- **Your objective**:
Quote every one of the following lines verbatim, omitting the picture.

- **Provided information**:
____________________

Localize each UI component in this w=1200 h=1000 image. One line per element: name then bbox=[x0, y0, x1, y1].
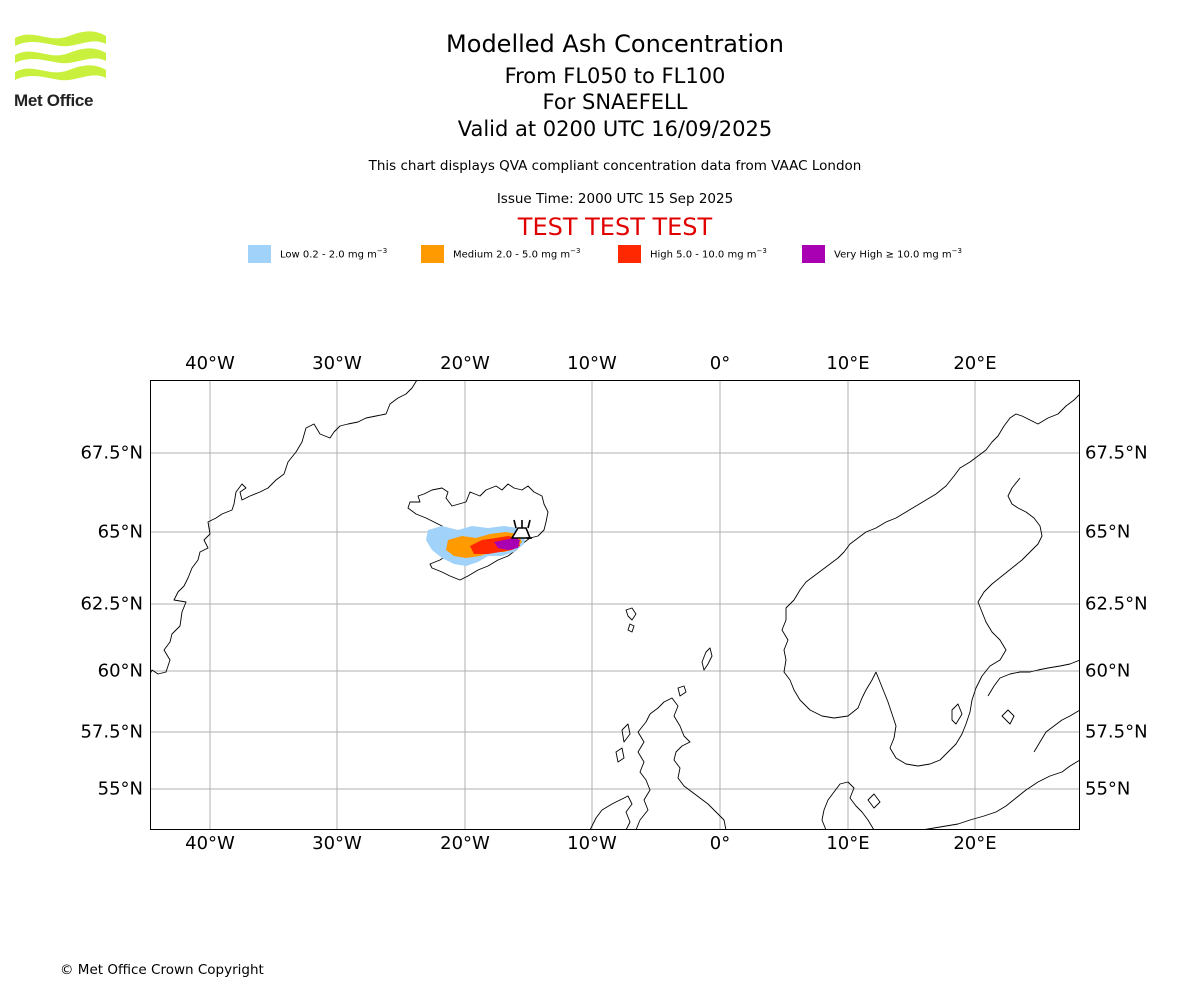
lon-label-top-10w: 10°W bbox=[567, 353, 617, 374]
test-banner: TEST TEST TEST bbox=[517, 213, 713, 241]
legend-swatch-high bbox=[618, 245, 641, 263]
coastlines bbox=[150, 380, 1080, 830]
legend-item-low: Low 0.2 - 2.0 mg m−3 bbox=[248, 244, 387, 264]
finland-coast bbox=[987, 659, 1080, 697]
met-office-logo: Met Office bbox=[14, 30, 109, 112]
lon-label-bottom-20e: 20°E bbox=[953, 833, 997, 854]
legend-swatch-low bbox=[248, 245, 271, 263]
legend-label-very-high: Very High ≥ 10.0 mg m bbox=[834, 249, 952, 261]
legend-label-low: Low 0.2 - 2.0 mg m bbox=[280, 249, 377, 261]
logo-waves-icon bbox=[15, 31, 106, 81]
gridlines bbox=[150, 380, 1080, 830]
map-canvas bbox=[150, 380, 1080, 830]
lat-label-left-62-5n: 62.5°N bbox=[80, 593, 143, 615]
scandinavia-coast bbox=[781, 393, 1080, 719]
ash-very-high bbox=[494, 538, 520, 550]
ash-map bbox=[150, 380, 1080, 830]
lat-label-left-55n: 55°N bbox=[97, 778, 143, 800]
lat-label-right-60n: 60°N bbox=[1085, 660, 1131, 682]
chart-title: Modelled Ash Concentration bbox=[446, 30, 784, 58]
issue-time: Issue Time: 2000 UTC 15 Sep 2025 bbox=[496, 191, 734, 207]
legend-label-high: High 5.0 - 10.0 mg m bbox=[650, 249, 757, 261]
lat-label-left-65n: 65°N bbox=[97, 521, 143, 543]
hebrides bbox=[621, 723, 631, 743]
lat-label-left-60n: 60°N bbox=[97, 660, 143, 682]
legend-swatch-very-high bbox=[802, 245, 825, 263]
lat-label-right-57-5n: 57.5°N bbox=[1085, 721, 1148, 743]
lon-label-bottom-30w: 30°W bbox=[312, 833, 362, 854]
lon-label-top-0: 0° bbox=[709, 353, 731, 374]
greenland-coast bbox=[150, 380, 418, 675]
chart-subtitle: This chart displays QVA compliant concen… bbox=[368, 158, 862, 174]
lon-label-top-10e: 10°E bbox=[826, 353, 870, 374]
denmark-coast bbox=[821, 781, 875, 830]
lon-label-top-40w: 40°W bbox=[185, 353, 235, 374]
iceland-coast bbox=[407, 483, 549, 581]
lat-label-right-62-5n: 62.5°N bbox=[1085, 593, 1148, 615]
volcano-icon bbox=[510, 519, 532, 539]
great-britain-coast bbox=[635, 697, 727, 830]
lat-label-right-55n: 55°N bbox=[1085, 778, 1131, 800]
logo-text: Met Office bbox=[14, 91, 94, 110]
estonia-coast bbox=[1033, 709, 1080, 753]
baltic-coast bbox=[921, 759, 1080, 830]
lon-label-bottom-40w: 40°W bbox=[185, 833, 235, 854]
lon-label-bottom-10w: 10°W bbox=[567, 833, 617, 854]
valid-time: Valid at 0200 UTC 16/09/2025 bbox=[457, 117, 773, 141]
legend-swatch-medium bbox=[421, 245, 444, 263]
lon-label-bottom-10e: 10°E bbox=[826, 833, 870, 854]
legend-item-high: High 5.0 - 10.0 mg m−3 bbox=[618, 244, 767, 264]
map-border bbox=[150, 380, 1080, 830]
legend-item-very-high: Very High ≥ 10.0 mg m−3 bbox=[802, 244, 962, 264]
sweden-coast bbox=[875, 477, 1043, 767]
ireland-coast bbox=[589, 795, 633, 830]
lat-label-left-57-5n: 57.5°N bbox=[80, 721, 143, 743]
lon-label-bottom-0: 0° bbox=[709, 833, 731, 854]
orkney bbox=[677, 685, 687, 697]
lat-label-right-65n: 65°N bbox=[1085, 521, 1131, 543]
copyright-notice: © Met Office Crown Copyright bbox=[60, 962, 264, 978]
lat-label-left-67-5n: 67.5°N bbox=[80, 442, 143, 464]
lon-label-top-30w: 30°W bbox=[312, 353, 362, 374]
volcano-name: For SNAEFELL bbox=[542, 90, 688, 114]
legend-item-medium: Medium 2.0 - 5.0 mg m−3 bbox=[421, 244, 580, 264]
flight-level-range: From FL050 to FL100 bbox=[504, 64, 726, 88]
lon-label-top-20w: 20°W bbox=[440, 353, 490, 374]
legend-label-medium: Medium 2.0 - 5.0 mg m bbox=[453, 249, 571, 261]
lon-label-bottom-20w: 20°W bbox=[440, 833, 490, 854]
ash-plume bbox=[426, 526, 526, 566]
gotland bbox=[951, 703, 963, 725]
lat-label-right-67-5n: 67.5°N bbox=[1085, 442, 1148, 464]
lon-label-top-20e: 20°E bbox=[953, 353, 997, 374]
shetland bbox=[701, 647, 713, 671]
faroe-islands bbox=[625, 607, 637, 621]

____________________

- **Finished exercise**:
Localize each UI component in this w=1200 h=1000 image. One line per element: name then bbox=[x0, y0, x1, y1].
lon-label-top-10w: 10°W bbox=[567, 353, 617, 374]
test-banner: TEST TEST TEST bbox=[517, 213, 713, 241]
legend-swatch-high bbox=[618, 245, 641, 263]
coastlines bbox=[150, 380, 1080, 830]
legend-item-low: Low 0.2 - 2.0 mg m−3 bbox=[248, 244, 387, 264]
finland-coast bbox=[987, 659, 1080, 697]
met-office-logo: Met Office bbox=[14, 30, 109, 112]
lon-label-bottom-20e: 20°E bbox=[953, 833, 997, 854]
legend-swatch-low bbox=[248, 245, 271, 263]
legend-label-very-high: Very High ≥ 10.0 mg m bbox=[834, 249, 952, 261]
legend-label-low: Low 0.2 - 2.0 mg m bbox=[280, 249, 377, 261]
logo-waves-icon bbox=[15, 31, 106, 81]
gridlines bbox=[150, 380, 1080, 830]
map-canvas bbox=[150, 380, 1080, 830]
lat-label-left-62-5n: 62.5°N bbox=[80, 593, 143, 615]
scandinavia-coast bbox=[781, 393, 1080, 719]
ash-very-high bbox=[494, 538, 520, 550]
ash-map bbox=[150, 380, 1080, 830]
lat-label-left-55n: 55°N bbox=[97, 778, 143, 800]
lat-label-right-60n: 60°N bbox=[1085, 660, 1131, 682]
chart-title: Modelled Ash Concentration bbox=[446, 30, 784, 58]
issue-time: Issue Time: 2000 UTC 15 Sep 2025 bbox=[496, 191, 734, 207]
legend-label-high: High 5.0 - 10.0 mg m bbox=[650, 249, 757, 261]
lat-label-left-65n: 65°N bbox=[97, 521, 143, 543]
hebrides bbox=[621, 723, 631, 743]
lat-label-left-60n: 60°N bbox=[97, 660, 143, 682]
legend-swatch-very-high bbox=[802, 245, 825, 263]
lat-label-right-57-5n: 57.5°N bbox=[1085, 721, 1148, 743]
lon-label-bottom-30w: 30°W bbox=[312, 833, 362, 854]
lon-label-top-0: 0° bbox=[709, 353, 731, 374]
greenland-coast bbox=[150, 380, 418, 675]
chart-subtitle: This chart displays QVA compliant concen… bbox=[368, 158, 862, 174]
lon-label-top-10e: 10°E bbox=[826, 353, 870, 374]
denmark-coast bbox=[821, 781, 875, 830]
lon-label-top-40w: 40°W bbox=[185, 353, 235, 374]
iceland-coast bbox=[407, 483, 549, 581]
lat-label-right-62-5n: 62.5°N bbox=[1085, 593, 1148, 615]
volcano-icon bbox=[510, 519, 532, 539]
great-britain-coast bbox=[635, 697, 727, 830]
lat-label-right-55n: 55°N bbox=[1085, 778, 1131, 800]
logo-text: Met Office bbox=[14, 91, 94, 110]
estonia-coast bbox=[1033, 709, 1080, 753]
baltic-coast bbox=[921, 759, 1080, 830]
lon-label-bottom-40w: 40°W bbox=[185, 833, 235, 854]
lon-label-bottom-10w: 10°W bbox=[567, 833, 617, 854]
valid-time: Valid at 0200 UTC 16/09/2025 bbox=[457, 117, 773, 141]
legend-swatch-medium bbox=[421, 245, 444, 263]
lon-label-bottom-10e: 10°E bbox=[826, 833, 870, 854]
legend-item-high: High 5.0 - 10.0 mg m−3 bbox=[618, 244, 767, 264]
map-border bbox=[150, 380, 1080, 830]
legend-item-very-high: Very High ≥ 10.0 mg m−3 bbox=[802, 244, 962, 264]
sweden-coast bbox=[875, 477, 1043, 767]
ireland-coast bbox=[589, 795, 633, 830]
lat-label-left-57-5n: 57.5°N bbox=[80, 721, 143, 743]
lon-label-bottom-0: 0° bbox=[709, 833, 731, 854]
orkney bbox=[677, 685, 687, 697]
lat-label-right-65n: 65°N bbox=[1085, 521, 1131, 543]
copyright-notice: © Met Office Crown Copyright bbox=[60, 962, 264, 978]
lat-label-left-67-5n: 67.5°N bbox=[80, 442, 143, 464]
lon-label-top-30w: 30°W bbox=[312, 353, 362, 374]
volcano-name: For SNAEFELL bbox=[542, 90, 688, 114]
legend-item-medium: Medium 2.0 - 5.0 mg m−3 bbox=[421, 244, 580, 264]
flight-level-range: From FL050 to FL100 bbox=[504, 64, 726, 88]
lon-label-top-20w: 20°W bbox=[440, 353, 490, 374]
legend-label-medium: Medium 2.0 - 5.0 mg m bbox=[453, 249, 571, 261]
lon-label-bottom-20w: 20°W bbox=[440, 833, 490, 854]
ash-plume bbox=[426, 526, 526, 566]
gotland bbox=[951, 703, 963, 725]
lat-label-right-67-5n: 67.5°N bbox=[1085, 442, 1148, 464]
lon-label-top-20e: 20°E bbox=[953, 353, 997, 374]
shetland bbox=[701, 647, 713, 671]
faroe-islands bbox=[625, 607, 637, 621]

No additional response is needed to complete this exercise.